— start Input —

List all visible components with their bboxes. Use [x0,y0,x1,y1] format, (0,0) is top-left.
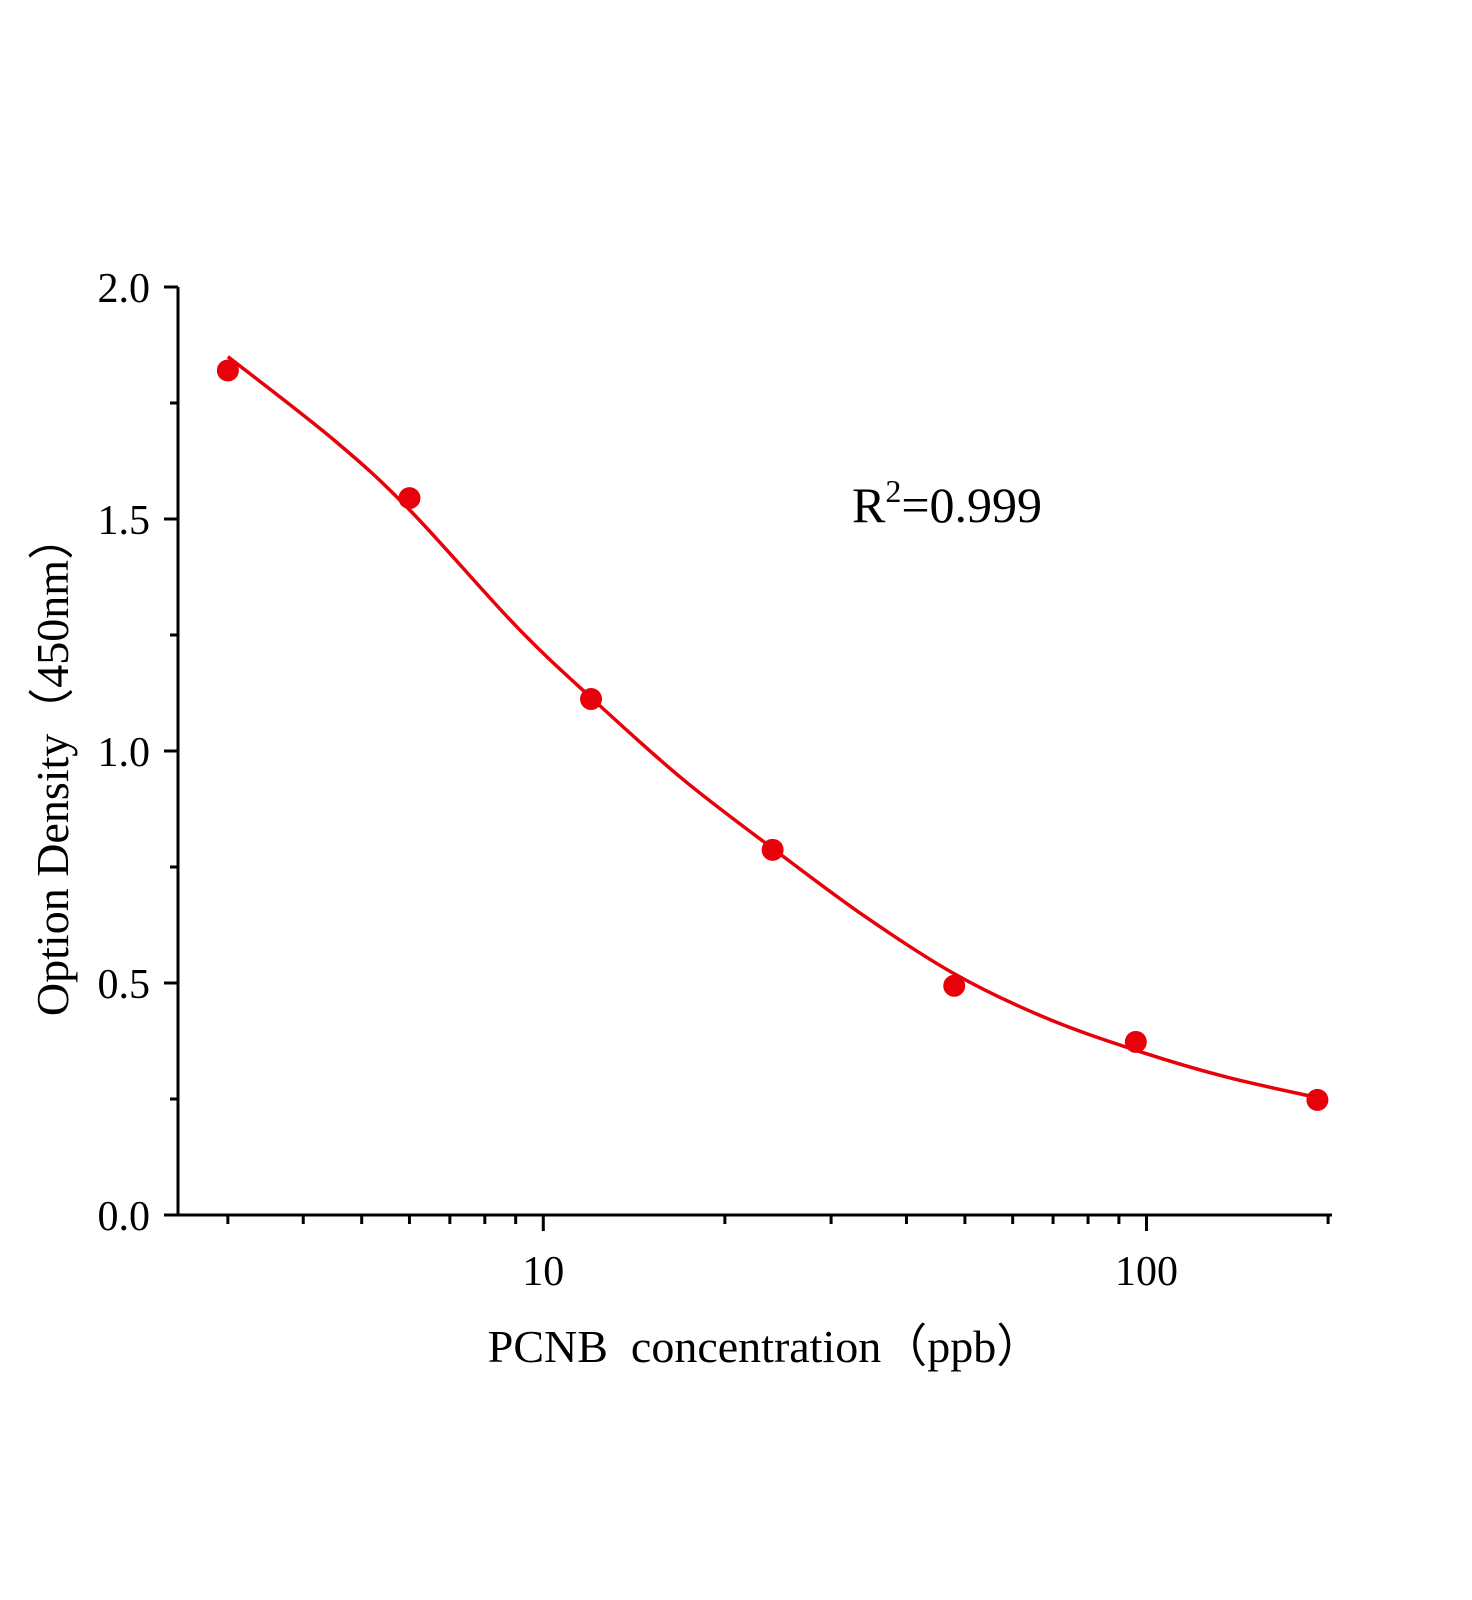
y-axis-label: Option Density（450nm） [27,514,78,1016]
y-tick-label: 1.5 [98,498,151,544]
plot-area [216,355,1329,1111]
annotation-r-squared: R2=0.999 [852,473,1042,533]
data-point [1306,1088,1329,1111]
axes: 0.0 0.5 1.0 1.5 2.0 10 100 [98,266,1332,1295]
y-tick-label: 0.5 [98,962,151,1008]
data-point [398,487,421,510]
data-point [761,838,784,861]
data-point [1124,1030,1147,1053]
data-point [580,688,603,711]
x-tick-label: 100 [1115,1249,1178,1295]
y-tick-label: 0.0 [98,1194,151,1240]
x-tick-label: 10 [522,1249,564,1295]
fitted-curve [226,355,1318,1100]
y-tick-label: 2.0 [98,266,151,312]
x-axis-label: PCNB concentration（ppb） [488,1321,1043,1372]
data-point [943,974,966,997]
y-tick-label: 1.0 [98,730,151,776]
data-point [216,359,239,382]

— end Input —

Task requirements:
Show every line of the records above that contains the string "tick", copying each line in full.

Answer for this exercise:
y-tick-label: 1.5 [98,498,151,544]
y-tick-label: 0.5 [98,962,151,1008]
x-tick-label: 100 [1115,1249,1178,1295]
y-tick-label: 0.0 [98,1194,151,1240]
x-tick-label: 10 [522,1249,564,1295]
y-tick-label: 2.0 [98,266,151,312]
y-tick-label: 1.0 [98,730,151,776]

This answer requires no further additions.